▶ **Material for this exercise**:
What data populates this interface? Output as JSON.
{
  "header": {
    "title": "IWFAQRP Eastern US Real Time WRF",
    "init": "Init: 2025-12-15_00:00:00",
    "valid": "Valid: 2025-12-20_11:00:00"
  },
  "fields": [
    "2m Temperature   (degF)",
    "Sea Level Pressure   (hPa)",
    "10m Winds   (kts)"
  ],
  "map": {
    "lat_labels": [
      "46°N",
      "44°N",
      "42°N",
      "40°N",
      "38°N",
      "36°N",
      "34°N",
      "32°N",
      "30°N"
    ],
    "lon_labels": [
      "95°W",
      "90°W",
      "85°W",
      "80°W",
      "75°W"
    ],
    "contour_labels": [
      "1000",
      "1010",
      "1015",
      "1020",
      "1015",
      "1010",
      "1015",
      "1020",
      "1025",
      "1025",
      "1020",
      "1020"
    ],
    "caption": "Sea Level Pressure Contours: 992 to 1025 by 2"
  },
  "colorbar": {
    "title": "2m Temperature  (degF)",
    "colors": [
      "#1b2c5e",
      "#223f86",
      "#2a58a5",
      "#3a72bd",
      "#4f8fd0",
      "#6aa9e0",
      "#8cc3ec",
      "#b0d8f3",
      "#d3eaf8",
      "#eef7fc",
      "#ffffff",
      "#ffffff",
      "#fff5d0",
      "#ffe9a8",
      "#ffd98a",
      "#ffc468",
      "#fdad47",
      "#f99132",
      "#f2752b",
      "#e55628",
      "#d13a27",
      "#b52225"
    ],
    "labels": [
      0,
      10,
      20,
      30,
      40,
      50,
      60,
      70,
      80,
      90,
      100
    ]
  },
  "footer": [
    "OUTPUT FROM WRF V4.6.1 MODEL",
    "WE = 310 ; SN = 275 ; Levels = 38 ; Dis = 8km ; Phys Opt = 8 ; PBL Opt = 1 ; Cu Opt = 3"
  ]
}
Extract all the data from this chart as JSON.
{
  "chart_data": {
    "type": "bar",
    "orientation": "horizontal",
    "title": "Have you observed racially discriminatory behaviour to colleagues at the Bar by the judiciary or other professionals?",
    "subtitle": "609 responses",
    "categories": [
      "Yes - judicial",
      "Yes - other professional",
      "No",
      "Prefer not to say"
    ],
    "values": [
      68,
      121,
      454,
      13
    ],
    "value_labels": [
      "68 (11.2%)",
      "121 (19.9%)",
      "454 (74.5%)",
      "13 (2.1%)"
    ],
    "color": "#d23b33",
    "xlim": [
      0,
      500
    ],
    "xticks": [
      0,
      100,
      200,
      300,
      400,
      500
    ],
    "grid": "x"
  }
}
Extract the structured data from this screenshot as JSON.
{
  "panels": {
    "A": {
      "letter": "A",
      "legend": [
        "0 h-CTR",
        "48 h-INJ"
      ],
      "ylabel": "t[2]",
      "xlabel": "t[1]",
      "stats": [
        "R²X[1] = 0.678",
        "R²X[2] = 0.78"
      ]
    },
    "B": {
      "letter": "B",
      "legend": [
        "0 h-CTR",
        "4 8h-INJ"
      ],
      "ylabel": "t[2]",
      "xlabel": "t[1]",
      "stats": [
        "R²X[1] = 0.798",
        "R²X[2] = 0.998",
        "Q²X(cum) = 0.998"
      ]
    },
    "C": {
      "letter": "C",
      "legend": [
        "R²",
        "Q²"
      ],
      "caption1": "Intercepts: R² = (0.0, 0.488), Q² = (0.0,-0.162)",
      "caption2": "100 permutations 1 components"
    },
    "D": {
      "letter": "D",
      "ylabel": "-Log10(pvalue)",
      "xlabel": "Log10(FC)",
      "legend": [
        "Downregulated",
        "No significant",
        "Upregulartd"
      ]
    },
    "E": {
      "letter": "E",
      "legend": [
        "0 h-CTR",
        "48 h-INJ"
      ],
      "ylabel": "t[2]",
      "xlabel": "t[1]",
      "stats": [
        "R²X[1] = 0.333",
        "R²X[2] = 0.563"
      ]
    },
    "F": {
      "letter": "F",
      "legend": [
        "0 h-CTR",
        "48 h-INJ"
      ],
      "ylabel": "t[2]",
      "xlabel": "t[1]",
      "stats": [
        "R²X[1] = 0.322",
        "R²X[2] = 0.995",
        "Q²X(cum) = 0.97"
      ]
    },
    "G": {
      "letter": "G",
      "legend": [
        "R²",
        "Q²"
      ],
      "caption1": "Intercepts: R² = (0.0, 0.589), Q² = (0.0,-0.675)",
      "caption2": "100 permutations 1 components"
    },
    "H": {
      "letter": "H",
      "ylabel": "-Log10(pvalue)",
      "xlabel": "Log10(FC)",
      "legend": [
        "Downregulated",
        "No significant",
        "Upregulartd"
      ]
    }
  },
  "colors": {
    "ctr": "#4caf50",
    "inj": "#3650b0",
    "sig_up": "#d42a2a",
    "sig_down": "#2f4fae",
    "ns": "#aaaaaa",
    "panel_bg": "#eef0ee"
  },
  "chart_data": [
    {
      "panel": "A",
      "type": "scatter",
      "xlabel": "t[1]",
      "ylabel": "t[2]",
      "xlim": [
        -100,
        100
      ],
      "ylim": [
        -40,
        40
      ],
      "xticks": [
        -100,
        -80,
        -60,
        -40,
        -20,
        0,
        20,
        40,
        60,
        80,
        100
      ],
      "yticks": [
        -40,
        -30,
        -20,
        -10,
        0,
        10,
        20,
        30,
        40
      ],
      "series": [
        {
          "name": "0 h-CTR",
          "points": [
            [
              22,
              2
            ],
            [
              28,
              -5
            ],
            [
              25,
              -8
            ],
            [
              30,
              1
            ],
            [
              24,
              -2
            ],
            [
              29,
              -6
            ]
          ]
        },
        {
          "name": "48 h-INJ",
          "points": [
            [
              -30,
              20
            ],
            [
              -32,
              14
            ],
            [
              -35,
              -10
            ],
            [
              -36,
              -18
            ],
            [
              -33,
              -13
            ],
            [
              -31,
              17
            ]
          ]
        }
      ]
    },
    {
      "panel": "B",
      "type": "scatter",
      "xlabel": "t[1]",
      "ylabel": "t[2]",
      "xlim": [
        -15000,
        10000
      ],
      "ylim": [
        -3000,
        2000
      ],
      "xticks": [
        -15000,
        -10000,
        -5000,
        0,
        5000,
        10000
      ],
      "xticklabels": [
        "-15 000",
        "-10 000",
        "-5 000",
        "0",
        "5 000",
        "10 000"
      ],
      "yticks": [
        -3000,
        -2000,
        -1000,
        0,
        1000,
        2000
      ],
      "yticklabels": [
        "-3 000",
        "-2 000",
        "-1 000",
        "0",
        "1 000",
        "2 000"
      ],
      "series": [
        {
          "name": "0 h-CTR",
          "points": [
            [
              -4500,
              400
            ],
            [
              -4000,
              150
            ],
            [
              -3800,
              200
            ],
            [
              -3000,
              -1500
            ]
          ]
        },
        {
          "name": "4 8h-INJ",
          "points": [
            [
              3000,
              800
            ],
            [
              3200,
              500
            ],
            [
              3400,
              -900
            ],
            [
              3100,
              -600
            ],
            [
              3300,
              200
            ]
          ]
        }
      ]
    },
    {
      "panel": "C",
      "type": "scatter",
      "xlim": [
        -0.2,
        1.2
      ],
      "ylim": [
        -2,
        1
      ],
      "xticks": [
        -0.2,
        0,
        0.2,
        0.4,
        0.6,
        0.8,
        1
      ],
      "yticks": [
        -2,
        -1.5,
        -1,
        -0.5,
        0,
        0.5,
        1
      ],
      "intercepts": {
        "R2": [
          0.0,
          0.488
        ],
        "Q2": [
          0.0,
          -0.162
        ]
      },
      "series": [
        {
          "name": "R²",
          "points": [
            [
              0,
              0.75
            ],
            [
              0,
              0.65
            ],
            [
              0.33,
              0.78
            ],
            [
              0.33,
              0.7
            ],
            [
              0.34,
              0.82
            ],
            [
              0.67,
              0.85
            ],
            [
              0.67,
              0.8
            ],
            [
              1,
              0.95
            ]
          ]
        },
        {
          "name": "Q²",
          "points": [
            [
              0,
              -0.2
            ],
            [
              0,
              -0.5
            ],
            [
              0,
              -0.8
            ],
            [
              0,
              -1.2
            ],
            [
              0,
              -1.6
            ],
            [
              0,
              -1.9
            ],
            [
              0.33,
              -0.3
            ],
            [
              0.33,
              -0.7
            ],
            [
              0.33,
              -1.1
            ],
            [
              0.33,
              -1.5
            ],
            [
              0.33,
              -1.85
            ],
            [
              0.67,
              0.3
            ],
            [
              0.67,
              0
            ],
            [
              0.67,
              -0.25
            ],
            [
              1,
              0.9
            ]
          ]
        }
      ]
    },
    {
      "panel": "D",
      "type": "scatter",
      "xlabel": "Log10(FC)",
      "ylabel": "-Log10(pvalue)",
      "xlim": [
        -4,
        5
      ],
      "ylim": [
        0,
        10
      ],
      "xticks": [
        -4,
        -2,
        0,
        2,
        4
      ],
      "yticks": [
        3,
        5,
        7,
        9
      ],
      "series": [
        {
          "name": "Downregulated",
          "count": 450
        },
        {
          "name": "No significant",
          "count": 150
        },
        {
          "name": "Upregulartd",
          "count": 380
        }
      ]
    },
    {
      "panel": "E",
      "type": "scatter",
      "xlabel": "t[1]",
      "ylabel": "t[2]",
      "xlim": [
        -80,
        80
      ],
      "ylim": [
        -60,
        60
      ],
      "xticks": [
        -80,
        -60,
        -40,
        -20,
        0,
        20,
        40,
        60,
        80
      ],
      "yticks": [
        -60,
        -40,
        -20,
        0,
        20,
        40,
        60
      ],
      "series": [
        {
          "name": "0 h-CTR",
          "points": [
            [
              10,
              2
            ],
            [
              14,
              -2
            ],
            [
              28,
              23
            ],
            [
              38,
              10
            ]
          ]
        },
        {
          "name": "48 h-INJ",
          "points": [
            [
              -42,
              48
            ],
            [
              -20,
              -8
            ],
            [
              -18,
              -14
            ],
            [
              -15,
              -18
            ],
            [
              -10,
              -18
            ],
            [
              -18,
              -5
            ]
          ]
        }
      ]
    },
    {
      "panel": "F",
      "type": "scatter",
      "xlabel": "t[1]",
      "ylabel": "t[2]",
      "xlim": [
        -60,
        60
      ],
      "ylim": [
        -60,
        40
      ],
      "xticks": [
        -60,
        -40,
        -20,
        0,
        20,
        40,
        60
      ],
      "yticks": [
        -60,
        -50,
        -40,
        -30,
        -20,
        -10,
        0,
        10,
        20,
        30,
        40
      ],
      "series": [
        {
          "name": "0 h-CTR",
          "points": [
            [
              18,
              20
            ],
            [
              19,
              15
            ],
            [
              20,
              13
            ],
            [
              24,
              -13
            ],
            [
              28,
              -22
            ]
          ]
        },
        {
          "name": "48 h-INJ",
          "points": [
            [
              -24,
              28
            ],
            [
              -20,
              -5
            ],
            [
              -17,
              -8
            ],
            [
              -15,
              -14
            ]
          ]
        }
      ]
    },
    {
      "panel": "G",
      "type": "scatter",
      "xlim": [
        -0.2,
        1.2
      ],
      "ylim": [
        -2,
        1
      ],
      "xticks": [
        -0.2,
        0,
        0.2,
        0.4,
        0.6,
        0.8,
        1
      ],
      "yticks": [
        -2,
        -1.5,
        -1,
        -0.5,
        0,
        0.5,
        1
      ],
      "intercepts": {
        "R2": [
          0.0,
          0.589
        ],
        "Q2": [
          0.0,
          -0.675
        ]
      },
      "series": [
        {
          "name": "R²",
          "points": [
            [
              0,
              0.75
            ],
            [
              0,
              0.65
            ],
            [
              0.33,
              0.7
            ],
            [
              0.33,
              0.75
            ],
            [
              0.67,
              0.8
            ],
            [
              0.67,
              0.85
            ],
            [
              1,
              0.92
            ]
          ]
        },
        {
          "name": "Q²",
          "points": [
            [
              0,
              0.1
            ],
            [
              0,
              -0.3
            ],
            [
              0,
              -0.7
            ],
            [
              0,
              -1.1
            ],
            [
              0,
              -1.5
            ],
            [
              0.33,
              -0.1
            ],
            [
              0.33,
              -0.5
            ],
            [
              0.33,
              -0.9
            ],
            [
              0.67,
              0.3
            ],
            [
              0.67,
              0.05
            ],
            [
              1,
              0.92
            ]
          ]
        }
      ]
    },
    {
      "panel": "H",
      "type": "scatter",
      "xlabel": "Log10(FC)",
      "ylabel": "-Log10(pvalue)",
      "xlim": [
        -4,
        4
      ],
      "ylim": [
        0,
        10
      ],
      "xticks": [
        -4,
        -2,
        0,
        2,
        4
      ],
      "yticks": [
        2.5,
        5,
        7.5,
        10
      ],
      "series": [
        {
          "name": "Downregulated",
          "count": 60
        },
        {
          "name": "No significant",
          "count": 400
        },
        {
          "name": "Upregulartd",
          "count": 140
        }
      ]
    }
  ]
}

▶ **What you are asked to do**:
Copy each line that contains the word "JSON".

▶ **Written answer**:
What data populates this interface? Output as JSON.
Extract all the data from this chart as JSON.
Extract the structured data from this screenshot as JSON.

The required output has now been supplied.